Task brief: From the entries below, gather every line containing the string "this".

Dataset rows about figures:
»»
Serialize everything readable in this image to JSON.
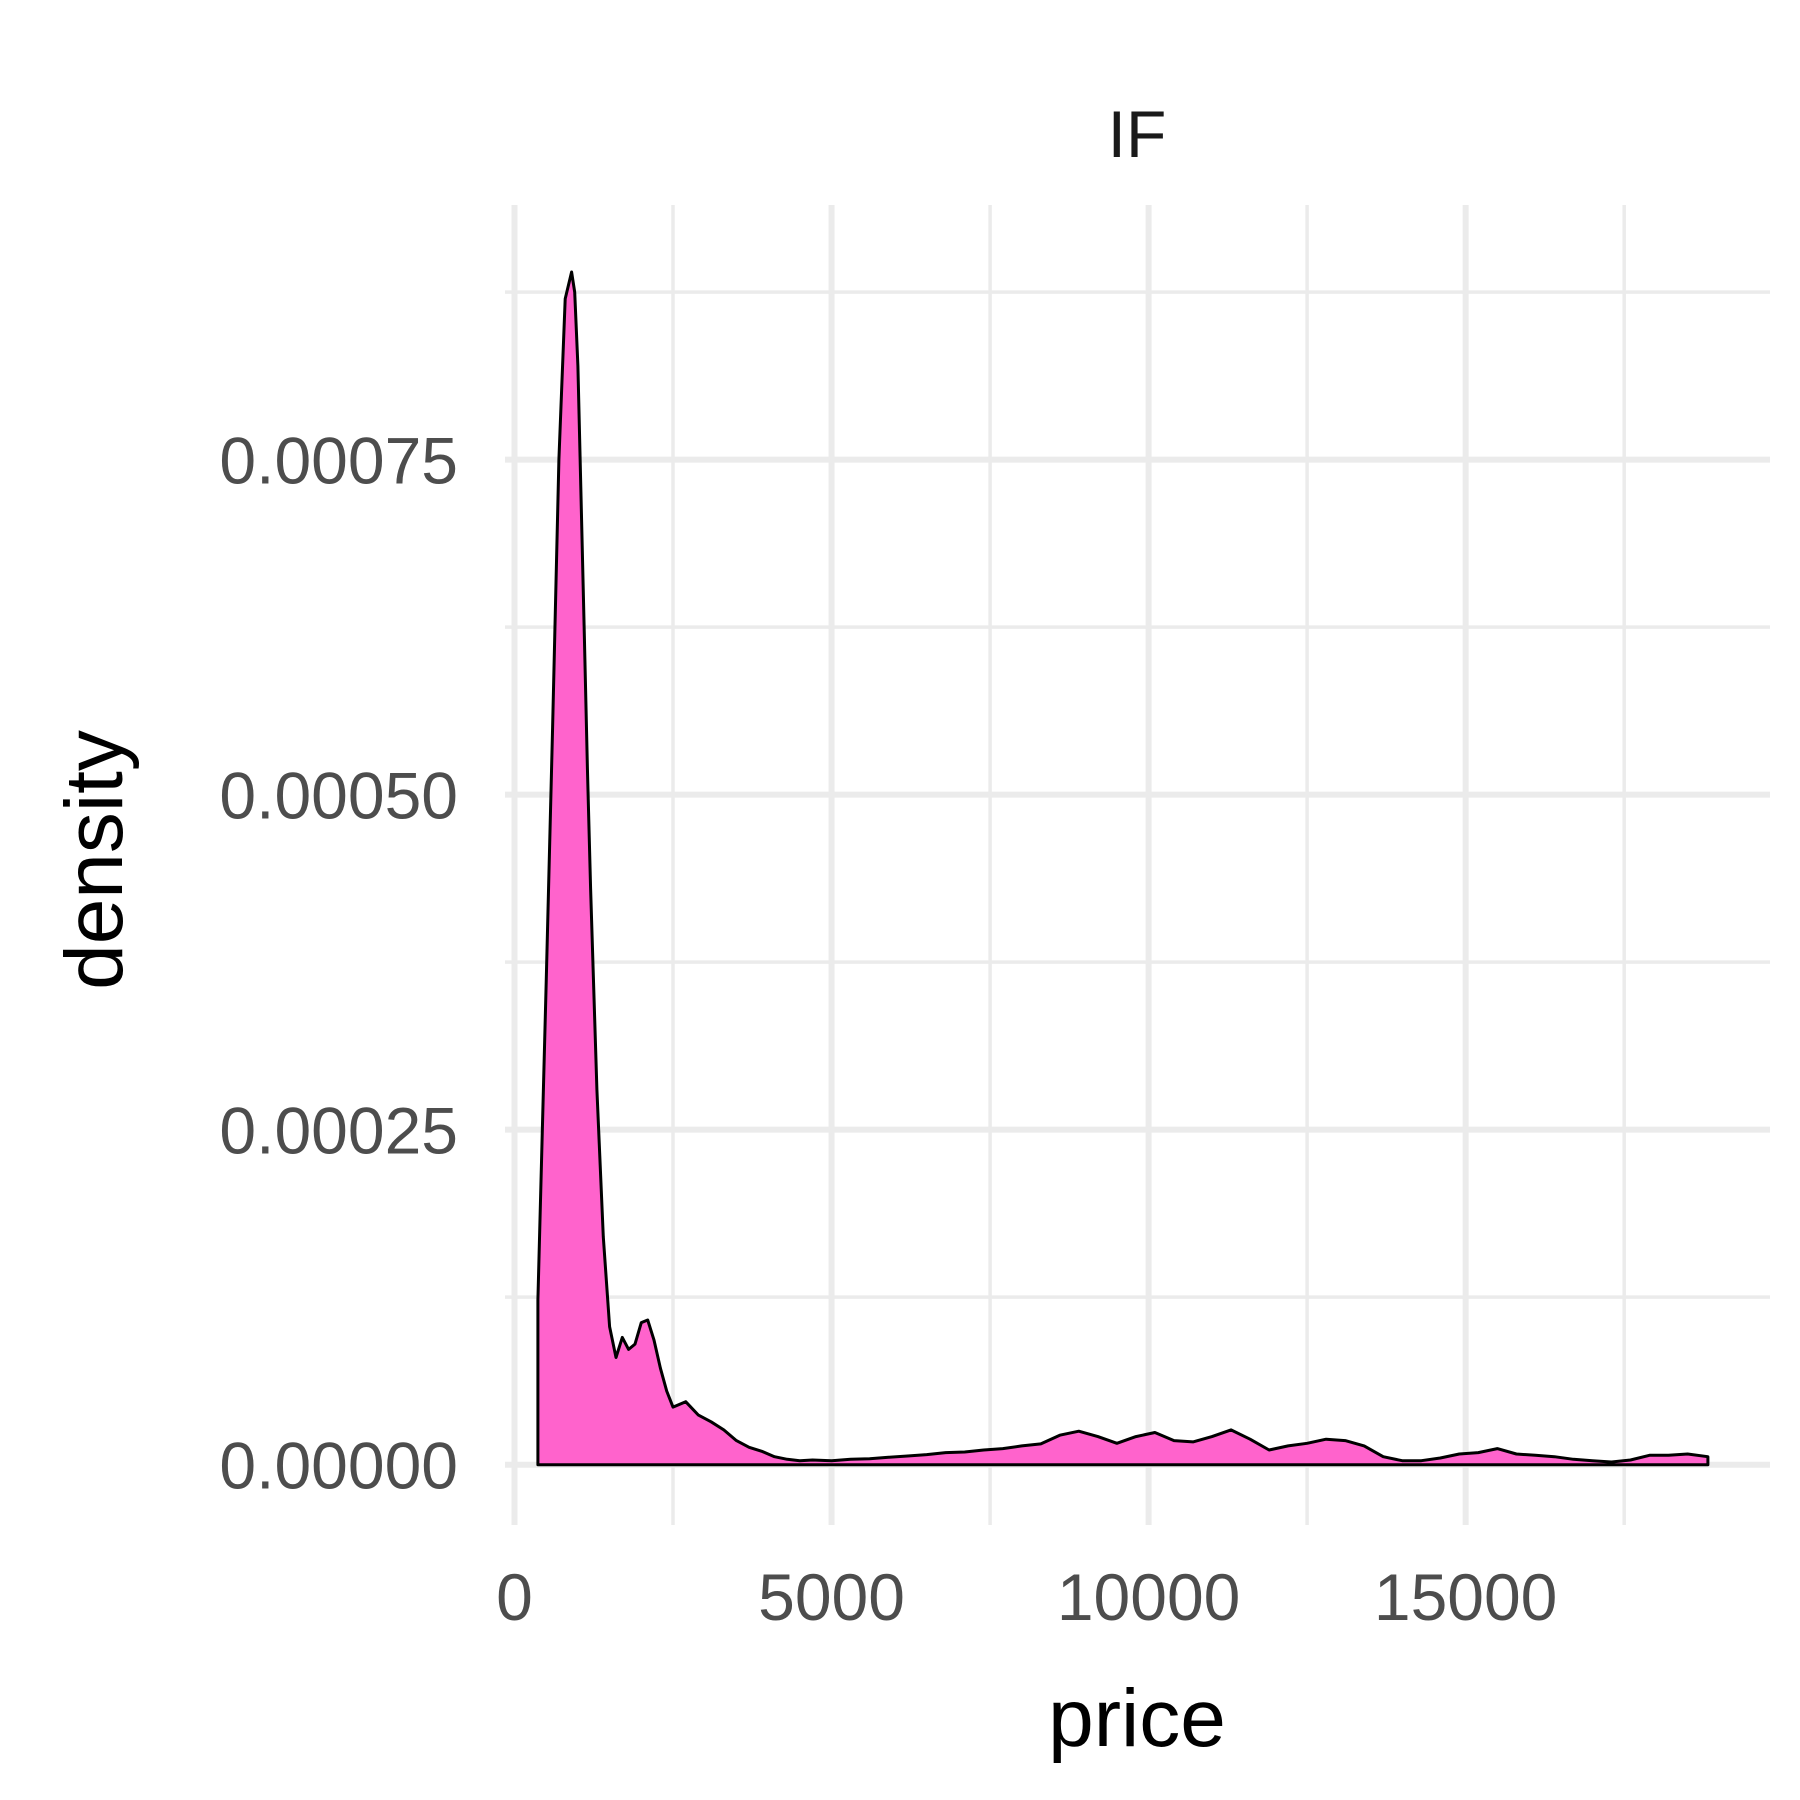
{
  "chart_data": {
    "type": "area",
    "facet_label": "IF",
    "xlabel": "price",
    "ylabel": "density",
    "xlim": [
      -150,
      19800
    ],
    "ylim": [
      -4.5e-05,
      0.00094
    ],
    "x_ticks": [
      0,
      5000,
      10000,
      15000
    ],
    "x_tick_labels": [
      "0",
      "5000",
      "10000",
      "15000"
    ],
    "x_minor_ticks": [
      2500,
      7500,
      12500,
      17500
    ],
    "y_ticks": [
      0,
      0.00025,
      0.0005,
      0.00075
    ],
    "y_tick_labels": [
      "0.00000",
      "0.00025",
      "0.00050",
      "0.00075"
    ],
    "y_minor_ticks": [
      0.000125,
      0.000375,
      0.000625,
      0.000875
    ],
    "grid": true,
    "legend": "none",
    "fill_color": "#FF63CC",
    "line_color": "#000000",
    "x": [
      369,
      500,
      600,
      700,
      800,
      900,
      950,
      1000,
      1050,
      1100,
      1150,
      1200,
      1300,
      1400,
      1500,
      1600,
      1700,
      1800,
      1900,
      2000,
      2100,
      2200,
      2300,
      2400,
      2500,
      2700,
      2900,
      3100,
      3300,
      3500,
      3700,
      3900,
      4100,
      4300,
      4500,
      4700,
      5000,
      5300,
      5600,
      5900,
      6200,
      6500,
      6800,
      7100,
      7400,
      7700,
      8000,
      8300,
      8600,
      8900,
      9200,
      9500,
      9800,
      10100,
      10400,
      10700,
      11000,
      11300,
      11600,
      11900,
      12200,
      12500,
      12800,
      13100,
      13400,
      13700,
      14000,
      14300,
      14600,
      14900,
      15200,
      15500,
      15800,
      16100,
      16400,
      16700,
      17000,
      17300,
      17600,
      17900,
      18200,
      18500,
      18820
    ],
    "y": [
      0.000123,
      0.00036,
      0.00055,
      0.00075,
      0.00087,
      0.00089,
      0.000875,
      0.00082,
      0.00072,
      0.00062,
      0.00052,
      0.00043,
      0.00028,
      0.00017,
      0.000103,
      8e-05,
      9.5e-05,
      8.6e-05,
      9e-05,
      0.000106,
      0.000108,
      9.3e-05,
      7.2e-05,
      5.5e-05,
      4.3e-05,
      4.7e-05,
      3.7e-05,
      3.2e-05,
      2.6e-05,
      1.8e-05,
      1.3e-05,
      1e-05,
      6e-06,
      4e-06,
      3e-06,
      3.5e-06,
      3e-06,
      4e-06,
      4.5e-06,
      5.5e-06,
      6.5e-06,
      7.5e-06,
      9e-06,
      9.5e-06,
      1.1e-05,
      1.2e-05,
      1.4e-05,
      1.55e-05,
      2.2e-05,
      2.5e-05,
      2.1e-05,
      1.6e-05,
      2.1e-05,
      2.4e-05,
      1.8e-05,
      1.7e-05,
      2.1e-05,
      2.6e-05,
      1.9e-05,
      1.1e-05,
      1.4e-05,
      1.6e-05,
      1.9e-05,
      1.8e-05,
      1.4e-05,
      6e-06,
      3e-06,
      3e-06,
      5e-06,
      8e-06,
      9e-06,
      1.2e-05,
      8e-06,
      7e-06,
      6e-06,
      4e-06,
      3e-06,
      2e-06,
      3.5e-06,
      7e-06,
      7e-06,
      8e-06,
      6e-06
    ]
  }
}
««
»»
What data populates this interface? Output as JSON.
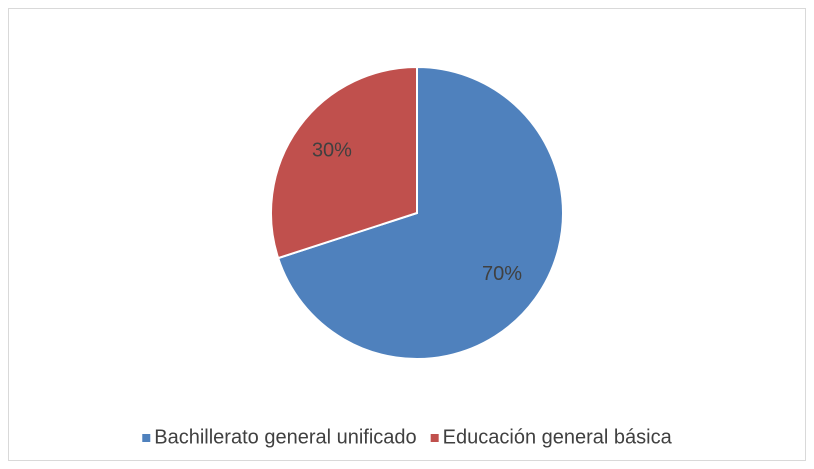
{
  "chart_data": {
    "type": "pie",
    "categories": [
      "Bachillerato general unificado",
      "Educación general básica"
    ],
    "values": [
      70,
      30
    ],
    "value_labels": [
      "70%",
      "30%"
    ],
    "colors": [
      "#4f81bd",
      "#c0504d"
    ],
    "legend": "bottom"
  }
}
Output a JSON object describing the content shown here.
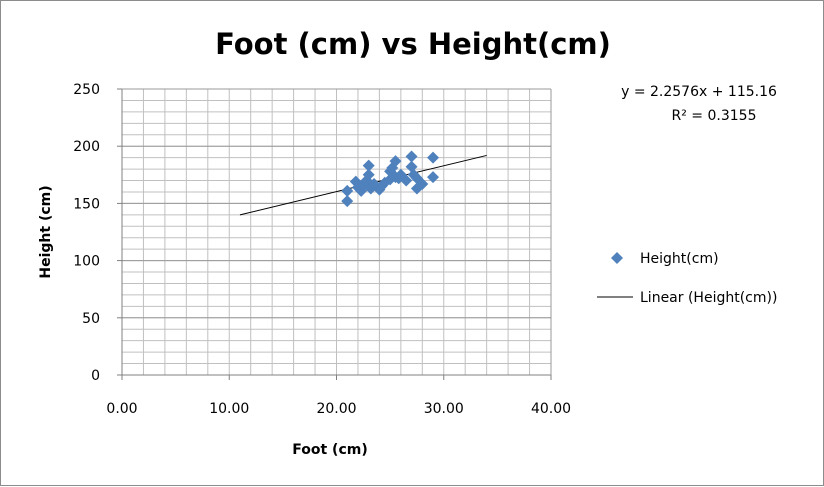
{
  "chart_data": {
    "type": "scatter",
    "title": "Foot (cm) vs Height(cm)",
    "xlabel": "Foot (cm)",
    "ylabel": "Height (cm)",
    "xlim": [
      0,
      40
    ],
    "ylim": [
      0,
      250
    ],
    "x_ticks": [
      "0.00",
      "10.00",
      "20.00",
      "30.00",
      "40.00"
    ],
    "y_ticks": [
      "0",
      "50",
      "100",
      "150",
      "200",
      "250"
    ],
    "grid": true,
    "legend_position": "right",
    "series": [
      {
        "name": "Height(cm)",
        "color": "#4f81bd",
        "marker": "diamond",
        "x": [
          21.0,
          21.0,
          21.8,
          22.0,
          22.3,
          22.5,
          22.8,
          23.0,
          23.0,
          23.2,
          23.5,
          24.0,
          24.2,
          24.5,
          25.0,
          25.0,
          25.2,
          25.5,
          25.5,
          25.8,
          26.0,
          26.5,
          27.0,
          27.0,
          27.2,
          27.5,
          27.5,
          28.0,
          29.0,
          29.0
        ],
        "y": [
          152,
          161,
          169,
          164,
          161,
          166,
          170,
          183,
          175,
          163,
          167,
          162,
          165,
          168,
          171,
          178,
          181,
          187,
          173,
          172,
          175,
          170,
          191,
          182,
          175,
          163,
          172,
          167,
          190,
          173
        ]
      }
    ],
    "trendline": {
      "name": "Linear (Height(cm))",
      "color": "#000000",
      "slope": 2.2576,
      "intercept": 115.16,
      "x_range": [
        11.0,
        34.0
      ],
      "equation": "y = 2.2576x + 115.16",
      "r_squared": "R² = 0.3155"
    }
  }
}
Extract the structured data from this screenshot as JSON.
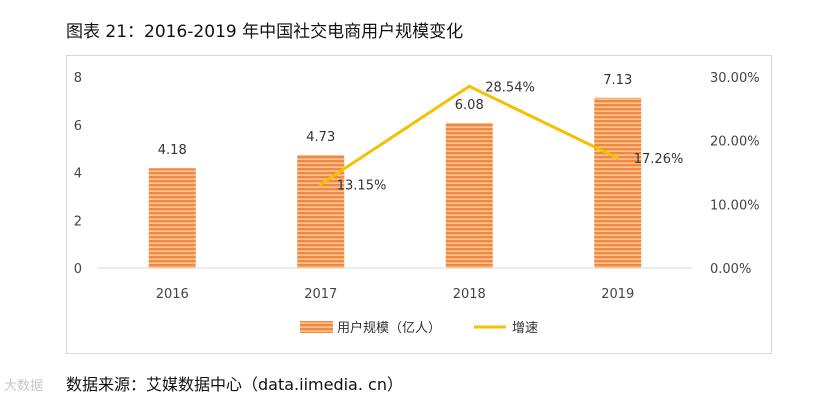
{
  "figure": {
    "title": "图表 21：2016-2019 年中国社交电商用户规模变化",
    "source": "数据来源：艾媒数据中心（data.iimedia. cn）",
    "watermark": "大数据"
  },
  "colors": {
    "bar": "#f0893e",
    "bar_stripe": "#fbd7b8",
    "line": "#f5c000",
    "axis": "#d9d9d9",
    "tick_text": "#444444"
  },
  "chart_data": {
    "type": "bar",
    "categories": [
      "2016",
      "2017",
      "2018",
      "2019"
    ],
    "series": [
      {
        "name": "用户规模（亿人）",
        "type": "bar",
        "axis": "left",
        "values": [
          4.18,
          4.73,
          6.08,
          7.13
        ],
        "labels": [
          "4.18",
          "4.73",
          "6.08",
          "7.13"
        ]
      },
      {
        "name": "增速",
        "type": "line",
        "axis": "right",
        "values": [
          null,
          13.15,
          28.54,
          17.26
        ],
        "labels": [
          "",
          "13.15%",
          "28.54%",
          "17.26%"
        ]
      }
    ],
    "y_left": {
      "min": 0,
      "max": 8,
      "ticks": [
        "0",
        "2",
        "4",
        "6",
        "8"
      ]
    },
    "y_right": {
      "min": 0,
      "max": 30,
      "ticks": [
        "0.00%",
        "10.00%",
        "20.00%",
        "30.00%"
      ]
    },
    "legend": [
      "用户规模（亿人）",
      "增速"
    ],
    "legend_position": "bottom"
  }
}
««
Finished answer:
Serialize everything readable in this image to JSON.
What data populates this interface? Output as JSON.
Extract the structured data from this screenshot as JSON.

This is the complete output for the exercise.